EXERCISE PASSAGE –
_ _ _ _ _
15 At this point the Federal Magistrate saw it convenient to then address the appellant’s third ground of judicial review, namely the claim that the Tribunal was biased and failed to consider the appellant’s claims. In [68] of his reasons, Nicholls FM stated that he considered that the relevant tests for bias, and the apprehension of bias, were well settled. Instead of setting out at this point of his judgment what his Honour understood to be the terms of those tests, his Honour made reference to a series of cases which deal with the topic, including Minister for Immigration and Multicultural Affairs v Jia Legeng (2001) 205 CLR 507 at [69] and [127] and Re Refugee Review Tribunal; Ex parte H (2001) 179 ALR 425. Then in [69] of his reasons, Nicholls FM stated his conclusion on the appellant’s claims of actual and apprehended bias in the following terms:
It cannot be said on a plain reading of either transcript of the hearing that the Tribunal failed to bring, or would be perceived by a well-informed lay observer to have failed to bring, an impartial mind to these proceedings.
16 Accordingly, Nicholls FM rejected the appellant’s claims of both actual and apprehended bias. On one view, his Honour’s conclusion appears to misstate the relevant test for apprehended bias because his Honour uses the phrase “would be”, whereas the proper test is now generally expressed in terms of the language of “might”. Whether this gives rise to an appellable error on the part of the Federal Magistrate is a matter to which I will return later in these reasons for judgment.
17 The appellant’s second complaint related to an exchange between the Tribunal member and the appellant, as recorded in the transcript, regarding the Tribunal’s request that the appellant explain the theory of the “five elements” in the context of Chinese traditional medicine. The appellant complained that the Tribunal member’s question revealed an incorrect understanding on the member’s part of the “five elements”. She argued that the Tribunal member must have relied on incorrect information or relied on only one view of many of the constituent parts of the elements of traditional Chinese medicine.
18 While accepting that this matter was one of several matters relied upon by the Tribunal in reaching its ultimate conclusion that the appellant did not demonstrate relevant knowledge of traditional Chinese medicine as would be expected of someone claiming to have her qualifications and experience, Nicholls FM found that the appellant’s complaint did not involve any jurisdictional error for the following two reasons:
(a) even if the Tribunal’s approach demonstrated an incorrect understanding of the “five elements” this was only one element of many elements underpinning the Tribunal’s ultimate conclusion that the appellant’s knowledge of traditional Chinese medicine was “limited” and not commensurate with her claimed years of experience; and
(b) in any event, even if there were some factual error in this aspect of the Tribunal’s findings, that would not of itself, and on its own, be sufficient to constitute a jurisdictional error.
_ _ _ _ _
Page layout parsing data:
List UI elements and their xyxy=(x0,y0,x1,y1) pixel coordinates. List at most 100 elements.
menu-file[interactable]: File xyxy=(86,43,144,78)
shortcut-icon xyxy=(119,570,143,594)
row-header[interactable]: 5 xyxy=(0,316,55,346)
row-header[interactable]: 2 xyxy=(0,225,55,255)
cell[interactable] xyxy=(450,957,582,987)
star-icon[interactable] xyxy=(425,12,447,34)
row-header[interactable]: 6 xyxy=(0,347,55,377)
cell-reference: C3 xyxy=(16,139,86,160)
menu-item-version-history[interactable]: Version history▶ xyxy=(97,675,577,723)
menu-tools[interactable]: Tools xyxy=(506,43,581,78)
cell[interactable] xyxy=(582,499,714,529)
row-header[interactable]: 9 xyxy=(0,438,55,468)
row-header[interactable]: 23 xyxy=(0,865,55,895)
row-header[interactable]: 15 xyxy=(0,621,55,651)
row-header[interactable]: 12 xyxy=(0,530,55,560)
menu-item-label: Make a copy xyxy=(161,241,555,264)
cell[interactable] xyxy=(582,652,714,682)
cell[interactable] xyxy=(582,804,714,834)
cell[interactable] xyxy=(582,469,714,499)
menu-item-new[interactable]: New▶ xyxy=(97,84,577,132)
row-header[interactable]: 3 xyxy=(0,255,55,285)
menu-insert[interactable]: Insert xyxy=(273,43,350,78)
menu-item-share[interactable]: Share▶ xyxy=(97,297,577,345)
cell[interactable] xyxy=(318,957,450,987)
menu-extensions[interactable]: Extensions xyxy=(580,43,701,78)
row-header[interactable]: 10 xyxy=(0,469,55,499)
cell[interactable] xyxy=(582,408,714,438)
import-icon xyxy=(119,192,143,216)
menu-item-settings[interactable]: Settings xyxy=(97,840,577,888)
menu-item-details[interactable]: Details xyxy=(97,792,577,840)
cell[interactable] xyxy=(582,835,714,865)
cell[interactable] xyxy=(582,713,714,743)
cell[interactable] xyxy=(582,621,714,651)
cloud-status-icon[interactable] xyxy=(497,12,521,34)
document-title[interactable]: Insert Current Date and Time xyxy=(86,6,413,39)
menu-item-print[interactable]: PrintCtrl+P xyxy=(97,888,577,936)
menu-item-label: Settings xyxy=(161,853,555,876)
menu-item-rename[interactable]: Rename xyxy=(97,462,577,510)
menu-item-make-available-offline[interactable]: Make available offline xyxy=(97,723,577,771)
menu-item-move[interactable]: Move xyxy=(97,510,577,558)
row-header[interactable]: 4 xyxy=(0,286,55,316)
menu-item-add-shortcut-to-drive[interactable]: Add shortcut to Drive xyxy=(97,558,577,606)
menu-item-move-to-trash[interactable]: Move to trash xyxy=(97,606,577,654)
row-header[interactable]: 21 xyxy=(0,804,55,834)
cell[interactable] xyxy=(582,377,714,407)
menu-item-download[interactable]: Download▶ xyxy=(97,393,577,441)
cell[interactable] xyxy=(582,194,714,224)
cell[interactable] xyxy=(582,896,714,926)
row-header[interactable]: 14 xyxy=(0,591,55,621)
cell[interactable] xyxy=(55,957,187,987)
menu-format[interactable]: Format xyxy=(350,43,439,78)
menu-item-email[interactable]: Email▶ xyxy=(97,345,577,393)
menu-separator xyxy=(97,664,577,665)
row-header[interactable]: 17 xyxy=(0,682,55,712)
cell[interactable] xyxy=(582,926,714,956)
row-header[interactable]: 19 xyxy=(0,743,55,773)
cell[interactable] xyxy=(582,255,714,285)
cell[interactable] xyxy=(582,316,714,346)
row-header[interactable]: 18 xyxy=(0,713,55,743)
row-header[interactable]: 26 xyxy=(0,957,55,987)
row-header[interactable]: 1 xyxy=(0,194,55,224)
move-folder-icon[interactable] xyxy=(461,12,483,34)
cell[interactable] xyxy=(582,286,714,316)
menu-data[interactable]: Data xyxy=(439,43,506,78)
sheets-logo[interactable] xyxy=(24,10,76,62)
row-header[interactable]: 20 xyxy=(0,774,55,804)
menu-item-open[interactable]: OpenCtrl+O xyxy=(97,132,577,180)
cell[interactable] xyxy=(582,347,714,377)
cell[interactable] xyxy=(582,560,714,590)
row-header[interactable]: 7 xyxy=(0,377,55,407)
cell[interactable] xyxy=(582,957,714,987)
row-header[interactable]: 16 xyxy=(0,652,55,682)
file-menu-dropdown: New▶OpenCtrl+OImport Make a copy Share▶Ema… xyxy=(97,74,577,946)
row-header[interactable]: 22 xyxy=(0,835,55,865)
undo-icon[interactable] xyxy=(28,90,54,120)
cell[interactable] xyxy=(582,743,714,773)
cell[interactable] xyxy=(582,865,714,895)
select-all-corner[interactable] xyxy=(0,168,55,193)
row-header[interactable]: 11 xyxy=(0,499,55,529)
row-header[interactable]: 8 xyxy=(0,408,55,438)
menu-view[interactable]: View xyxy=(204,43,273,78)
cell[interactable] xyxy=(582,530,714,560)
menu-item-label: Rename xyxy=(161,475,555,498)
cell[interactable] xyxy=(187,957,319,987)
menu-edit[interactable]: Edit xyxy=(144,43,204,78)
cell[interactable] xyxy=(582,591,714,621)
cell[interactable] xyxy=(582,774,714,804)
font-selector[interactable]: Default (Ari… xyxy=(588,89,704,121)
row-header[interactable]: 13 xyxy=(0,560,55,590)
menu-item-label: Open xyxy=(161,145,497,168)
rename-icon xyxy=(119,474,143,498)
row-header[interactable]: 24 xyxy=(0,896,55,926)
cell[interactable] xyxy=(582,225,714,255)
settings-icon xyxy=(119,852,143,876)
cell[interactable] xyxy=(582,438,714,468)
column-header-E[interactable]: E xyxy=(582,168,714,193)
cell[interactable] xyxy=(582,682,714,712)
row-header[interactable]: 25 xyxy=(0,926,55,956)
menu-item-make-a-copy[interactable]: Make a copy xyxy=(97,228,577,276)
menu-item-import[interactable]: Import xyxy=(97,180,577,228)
_ _ _ _ _
EXERCISE SET –
- a) According to the judgment excerpt, why might Nicholls FM's conclusion be seen as misstating the test for apprehended bias?
- b) Answer these questions from the judgment excerpt:
(i) In which paragraph of his reasons did Nicholls FM state his conclusion on the claims of actual and apprehended bias?
(ii) What did the Tribunal ask the appellant to explain?
(iii) What word did the Tribunal use to describe the appellant's knowledge of traditional Chinese medicine?

COMPLETED EXERCISE –
- a) His conclusion uses the phrase "would be," but the proper test for apprehended bias is now generally expressed with the word "might."

- b)
(i) Paragraph [69].
(ii) The theory of the "five elements" in the context of Chinese traditional medicine.
(iii) "Limited."